■ Your goal: Copy the data precisely, keeping every character.

Stored data
* * *

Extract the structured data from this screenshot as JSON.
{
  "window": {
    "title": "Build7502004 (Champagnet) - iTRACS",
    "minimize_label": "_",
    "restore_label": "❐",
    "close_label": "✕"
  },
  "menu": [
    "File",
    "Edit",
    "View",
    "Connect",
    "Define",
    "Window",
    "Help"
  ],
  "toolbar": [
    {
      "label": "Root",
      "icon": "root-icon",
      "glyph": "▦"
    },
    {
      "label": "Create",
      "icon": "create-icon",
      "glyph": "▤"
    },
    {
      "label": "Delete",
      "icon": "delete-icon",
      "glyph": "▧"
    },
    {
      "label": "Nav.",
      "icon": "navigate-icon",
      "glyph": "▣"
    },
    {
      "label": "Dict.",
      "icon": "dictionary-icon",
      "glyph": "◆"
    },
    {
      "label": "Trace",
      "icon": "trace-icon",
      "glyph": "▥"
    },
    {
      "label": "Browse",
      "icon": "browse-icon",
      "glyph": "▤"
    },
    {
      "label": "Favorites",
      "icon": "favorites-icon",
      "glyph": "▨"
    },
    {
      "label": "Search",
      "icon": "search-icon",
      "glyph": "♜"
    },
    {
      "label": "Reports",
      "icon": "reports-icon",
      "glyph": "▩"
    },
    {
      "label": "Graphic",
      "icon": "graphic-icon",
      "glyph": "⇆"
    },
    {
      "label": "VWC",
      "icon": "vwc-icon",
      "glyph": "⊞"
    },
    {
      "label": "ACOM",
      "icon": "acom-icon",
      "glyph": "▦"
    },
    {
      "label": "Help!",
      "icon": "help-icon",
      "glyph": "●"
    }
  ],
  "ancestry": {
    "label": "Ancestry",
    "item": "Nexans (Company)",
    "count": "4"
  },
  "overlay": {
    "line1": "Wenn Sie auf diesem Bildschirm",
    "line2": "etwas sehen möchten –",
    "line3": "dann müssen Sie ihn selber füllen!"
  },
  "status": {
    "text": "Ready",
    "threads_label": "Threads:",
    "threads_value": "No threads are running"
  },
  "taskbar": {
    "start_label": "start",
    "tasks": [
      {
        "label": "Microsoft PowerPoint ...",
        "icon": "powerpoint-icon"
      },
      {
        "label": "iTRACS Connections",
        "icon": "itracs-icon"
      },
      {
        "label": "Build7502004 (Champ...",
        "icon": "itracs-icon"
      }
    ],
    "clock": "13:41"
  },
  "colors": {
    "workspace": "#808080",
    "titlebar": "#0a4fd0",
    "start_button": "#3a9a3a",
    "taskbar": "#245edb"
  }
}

* * *

■ Task result:
Extract the structured data from this screenshot as JSON.
{
  "window": {
    "title": "Build7502004 (Champagnet) - iTRACS",
    "minimize_label": "_",
    "restore_label": "❐",
    "close_label": "✕"
  },
  "menu": [
    "File",
    "Edit",
    "View",
    "Connect",
    "Define",
    "Window",
    "Help"
  ],
  "toolbar": [
    {
      "label": "Root",
      "icon": "root-icon",
      "glyph": "▦"
    },
    {
      "label": "Create",
      "icon": "create-icon",
      "glyph": "▤"
    },
    {
      "label": "Delete",
      "icon": "delete-icon",
      "glyph": "▧"
    },
    {
      "label": "Nav.",
      "icon": "navigate-icon",
      "glyph": "▣"
    },
    {
      "label": "Dict.",
      "icon": "dictionary-icon",
      "glyph": "◆"
    },
    {
      "label": "Trace",
      "icon": "trace-icon",
      "glyph": "▥"
    },
    {
      "label": "Browse",
      "icon": "browse-icon",
      "glyph": "▤"
    },
    {
      "label": "Favorites",
      "icon": "favorites-icon",
      "glyph": "▨"
    },
    {
      "label": "Search",
      "icon": "search-icon",
      "glyph": "♜"
    },
    {
      "label": "Reports",
      "icon": "reports-icon",
      "glyph": "▩"
    },
    {
      "label": "Graphic",
      "icon": "graphic-icon",
      "glyph": "⇆"
    },
    {
      "label": "VWC",
      "icon": "vwc-icon",
      "glyph": "⊞"
    },
    {
      "label": "ACOM",
      "icon": "acom-icon",
      "glyph": "▦"
    },
    {
      "label": "Help!",
      "icon": "help-icon",
      "glyph": "●"
    }
  ],
  "ancestry": {
    "label": "Ancestry",
    "item": "Nexans (Company)",
    "count": "4"
  },
  "overlay": {
    "line1": "Wenn Sie auf diesem Bildschirm",
    "line2": "etwas sehen möchten –",
    "line3": "dann müssen Sie ihn selber füllen!"
  },
  "status": {
    "text": "Ready",
    "threads_label": "Threads:",
    "threads_value": "No threads are running"
  },
  "taskbar": {
    "start_label": "start",
    "tasks": [
      {
        "label": "Microsoft PowerPoint ...",
        "icon": "powerpoint-icon"
      },
      {
        "label": "iTRACS Connections",
        "icon": "itracs-icon"
      },
      {
        "label": "Build7502004 (Champ...",
        "icon": "itracs-icon"
      }
    ],
    "clock": "13:41"
  },
  "colors": {
    "workspace": "#808080",
    "titlebar": "#0a4fd0",
    "start_button": "#3a9a3a",
    "taskbar": "#245edb"
  }
}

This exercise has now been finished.